▶ _REQUIRED WORK_
Assemble all lines in which the string "Photoshop" appears.

Dataset items:
******************************

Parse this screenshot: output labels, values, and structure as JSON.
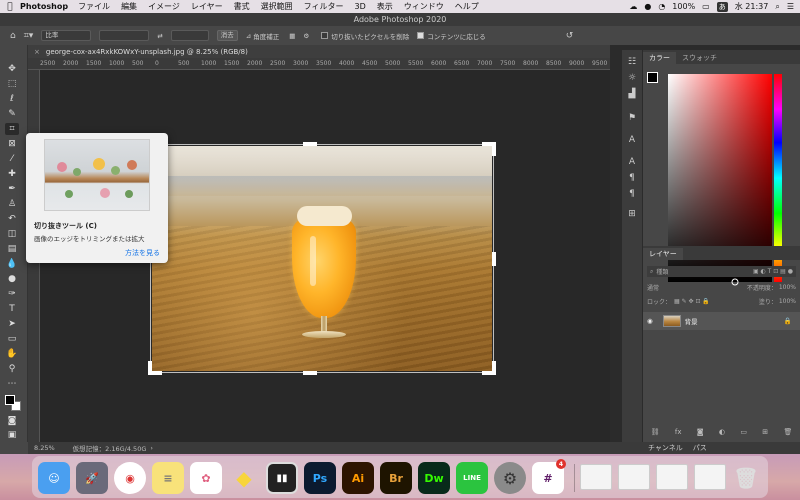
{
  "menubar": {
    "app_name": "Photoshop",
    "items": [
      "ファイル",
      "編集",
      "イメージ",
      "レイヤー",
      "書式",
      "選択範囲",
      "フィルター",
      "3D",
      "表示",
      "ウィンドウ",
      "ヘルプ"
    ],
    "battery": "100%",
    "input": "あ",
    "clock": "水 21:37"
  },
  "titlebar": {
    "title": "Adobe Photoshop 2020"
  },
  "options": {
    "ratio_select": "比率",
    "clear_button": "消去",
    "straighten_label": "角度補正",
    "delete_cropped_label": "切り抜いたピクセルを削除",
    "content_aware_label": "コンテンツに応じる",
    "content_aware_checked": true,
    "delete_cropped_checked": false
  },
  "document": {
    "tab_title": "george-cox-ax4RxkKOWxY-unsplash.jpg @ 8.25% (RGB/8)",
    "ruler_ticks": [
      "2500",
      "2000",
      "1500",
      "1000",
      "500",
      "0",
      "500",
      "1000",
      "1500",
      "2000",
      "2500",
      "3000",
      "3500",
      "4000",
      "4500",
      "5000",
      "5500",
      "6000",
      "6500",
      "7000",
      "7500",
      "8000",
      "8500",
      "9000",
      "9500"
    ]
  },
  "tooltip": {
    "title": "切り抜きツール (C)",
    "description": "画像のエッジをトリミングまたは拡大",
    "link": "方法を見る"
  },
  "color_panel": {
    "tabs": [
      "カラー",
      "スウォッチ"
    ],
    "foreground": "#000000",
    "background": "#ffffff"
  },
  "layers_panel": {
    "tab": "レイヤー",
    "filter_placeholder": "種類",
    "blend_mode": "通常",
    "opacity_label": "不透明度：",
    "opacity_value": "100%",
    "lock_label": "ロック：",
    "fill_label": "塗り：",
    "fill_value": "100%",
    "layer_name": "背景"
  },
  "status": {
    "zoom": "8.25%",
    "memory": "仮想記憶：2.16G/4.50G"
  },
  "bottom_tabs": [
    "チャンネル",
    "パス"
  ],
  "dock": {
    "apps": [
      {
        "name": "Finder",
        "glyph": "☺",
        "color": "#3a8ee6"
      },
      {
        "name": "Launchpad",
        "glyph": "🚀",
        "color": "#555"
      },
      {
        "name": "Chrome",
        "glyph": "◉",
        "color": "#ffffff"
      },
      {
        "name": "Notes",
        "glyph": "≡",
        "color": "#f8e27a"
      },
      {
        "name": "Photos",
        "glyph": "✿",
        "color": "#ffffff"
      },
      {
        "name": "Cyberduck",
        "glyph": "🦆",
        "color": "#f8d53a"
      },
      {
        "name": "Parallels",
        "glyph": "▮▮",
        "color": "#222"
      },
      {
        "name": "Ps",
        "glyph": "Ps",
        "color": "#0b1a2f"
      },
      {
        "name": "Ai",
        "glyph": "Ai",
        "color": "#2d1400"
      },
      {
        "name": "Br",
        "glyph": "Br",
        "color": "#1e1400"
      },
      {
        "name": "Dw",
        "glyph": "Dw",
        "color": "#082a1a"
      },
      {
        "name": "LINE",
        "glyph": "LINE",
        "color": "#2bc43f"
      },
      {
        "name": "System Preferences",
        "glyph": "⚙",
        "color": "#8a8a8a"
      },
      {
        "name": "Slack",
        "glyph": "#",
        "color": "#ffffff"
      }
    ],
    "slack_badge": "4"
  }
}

******************************

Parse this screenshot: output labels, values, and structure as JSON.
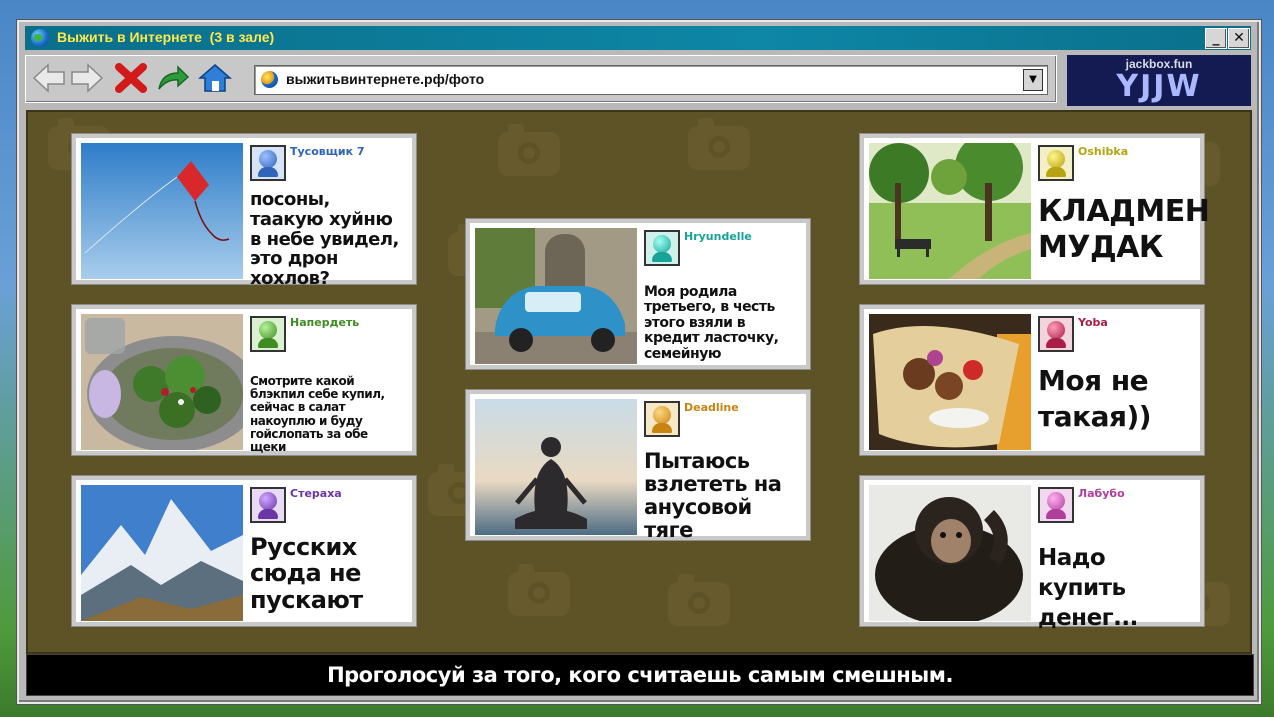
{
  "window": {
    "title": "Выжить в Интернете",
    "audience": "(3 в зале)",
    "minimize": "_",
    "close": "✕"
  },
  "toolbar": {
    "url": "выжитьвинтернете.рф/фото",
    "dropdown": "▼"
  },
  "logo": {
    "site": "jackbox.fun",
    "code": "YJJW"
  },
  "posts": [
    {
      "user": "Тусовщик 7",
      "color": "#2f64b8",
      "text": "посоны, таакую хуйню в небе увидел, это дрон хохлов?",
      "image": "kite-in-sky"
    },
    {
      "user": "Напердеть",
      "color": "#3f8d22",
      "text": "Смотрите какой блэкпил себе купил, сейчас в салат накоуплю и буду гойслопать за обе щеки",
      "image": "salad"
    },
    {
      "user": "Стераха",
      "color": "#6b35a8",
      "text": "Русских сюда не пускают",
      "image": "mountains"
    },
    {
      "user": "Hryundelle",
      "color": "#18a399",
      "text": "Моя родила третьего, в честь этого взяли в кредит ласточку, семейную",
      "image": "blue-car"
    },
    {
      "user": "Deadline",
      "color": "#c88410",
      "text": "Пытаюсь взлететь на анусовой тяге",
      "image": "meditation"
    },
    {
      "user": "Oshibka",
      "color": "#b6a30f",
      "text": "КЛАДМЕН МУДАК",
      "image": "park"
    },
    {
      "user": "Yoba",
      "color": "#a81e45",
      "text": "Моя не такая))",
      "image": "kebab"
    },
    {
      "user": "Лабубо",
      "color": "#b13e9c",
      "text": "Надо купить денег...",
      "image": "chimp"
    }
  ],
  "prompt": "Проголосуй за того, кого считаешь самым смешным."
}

******************************

▶ _THE REPLY_
    "app_name": "Photoshop",
    "title": "Adobe Photoshop 2020"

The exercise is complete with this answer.